◆ WORK REQUIRED: An exact copy of every record below is what's needed here.

◆ PROVIDED ENTRIES:
◇ ◇ ◇
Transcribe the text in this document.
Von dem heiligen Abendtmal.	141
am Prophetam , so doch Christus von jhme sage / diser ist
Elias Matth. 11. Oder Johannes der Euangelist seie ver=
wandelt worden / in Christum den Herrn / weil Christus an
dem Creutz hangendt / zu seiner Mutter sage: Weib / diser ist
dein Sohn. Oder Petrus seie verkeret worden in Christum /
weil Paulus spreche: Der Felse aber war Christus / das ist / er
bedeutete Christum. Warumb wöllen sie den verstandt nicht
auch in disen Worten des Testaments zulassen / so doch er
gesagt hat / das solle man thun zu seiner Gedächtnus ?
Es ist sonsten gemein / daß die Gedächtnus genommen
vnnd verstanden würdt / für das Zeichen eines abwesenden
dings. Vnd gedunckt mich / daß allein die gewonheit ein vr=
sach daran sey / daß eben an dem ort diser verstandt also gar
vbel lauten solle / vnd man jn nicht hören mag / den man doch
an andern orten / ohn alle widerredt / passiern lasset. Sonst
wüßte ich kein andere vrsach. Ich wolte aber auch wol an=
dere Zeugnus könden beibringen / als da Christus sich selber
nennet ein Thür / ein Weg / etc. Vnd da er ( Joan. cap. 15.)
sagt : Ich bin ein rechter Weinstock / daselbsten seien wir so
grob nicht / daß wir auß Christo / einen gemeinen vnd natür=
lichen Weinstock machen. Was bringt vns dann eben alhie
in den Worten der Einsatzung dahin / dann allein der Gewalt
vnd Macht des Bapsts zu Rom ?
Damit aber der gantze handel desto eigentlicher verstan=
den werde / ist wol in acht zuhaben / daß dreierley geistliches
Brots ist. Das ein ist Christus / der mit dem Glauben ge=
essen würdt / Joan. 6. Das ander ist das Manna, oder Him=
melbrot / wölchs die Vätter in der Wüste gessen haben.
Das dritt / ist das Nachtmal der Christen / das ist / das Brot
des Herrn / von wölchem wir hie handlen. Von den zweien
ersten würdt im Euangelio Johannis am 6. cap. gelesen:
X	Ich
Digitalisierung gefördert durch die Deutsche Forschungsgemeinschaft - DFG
◇ ◇ ◇
◆ RESPONSE TO THE TASK:
Transcribe the text in this document.
Von dem heiligen Abendtmal.	141
am Prophetam , so doch Christus von jhme sage / diser ist
Elias Matth. 11. Oder Johannes der Euangelist seie ver=
wandelt worden / in Christum den Herrn / weil Christus an
dem Creutz hangendt / zu seiner Mutter sage: Weib / diser ist
dein Sohn. Oder Petrus seie verkeret worden in Christum /
weil Paulus spreche: Der Felse aber war Christus / das ist / er
bedeutete Christum. Warumb wöllen sie den verstandt nicht
auch in disen Worten des Testaments zulassen / so doch er
gesagt hat / das solle man thun zu seiner Gedächtnus ?
Es ist sonsten gemein / daß die Gedächtnus genommen
vnnd verstanden würdt / für das Zeichen eines abwesenden
dings. Vnd gedunckt mich / daß allein die gewonheit ein vr=
sach daran sey / daß eben an dem ort diser verstandt also gar
vbel lauten solle / vnd man jn nicht hören mag / den man doch
an andern orten / ohn alle widerredt / passiern lasset. Sonst
wüßte ich kein andere vrsach. Ich wolte aber auch wol an=
dere Zeugnus könden beibringen / als da Christus sich selber
nennet ein Thür / ein Weg / etc. Vnd da er ( Joan. cap. 15.)
sagt : Ich bin ein rechter Weinstock / daselbsten seien wir so
grob nicht / daß wir auß Christo / einen gemeinen vnd natür=
lichen Weinstock machen. Was bringt vns dann eben alhie
in den Worten der Einsatzung dahin / dann allein der Gewalt
vnd Macht des Bapsts zu Rom ?
Damit aber der gantze handel desto eigentlicher verstan=
den werde / ist wol in acht zuhaben / daß dreierley geistliches
Brots ist. Das ein ist Christus / der mit dem Glauben ge=
essen würdt / Joan. 6. Das ander ist das Manna, oder Him=
melbrot / wölchs die Vätter in der Wüste gessen haben.
Das dritt / ist das Nachtmal der Christen / das ist / das Brot
des Herrn / von wölchem wir hie handlen. Von den zweien
ersten würdt im Euangelio Johannis am 6. cap. gelesen:
X	Ich
Digitalisierung gefördert durch die Deutsche Forschungsgemeinschaft - DFG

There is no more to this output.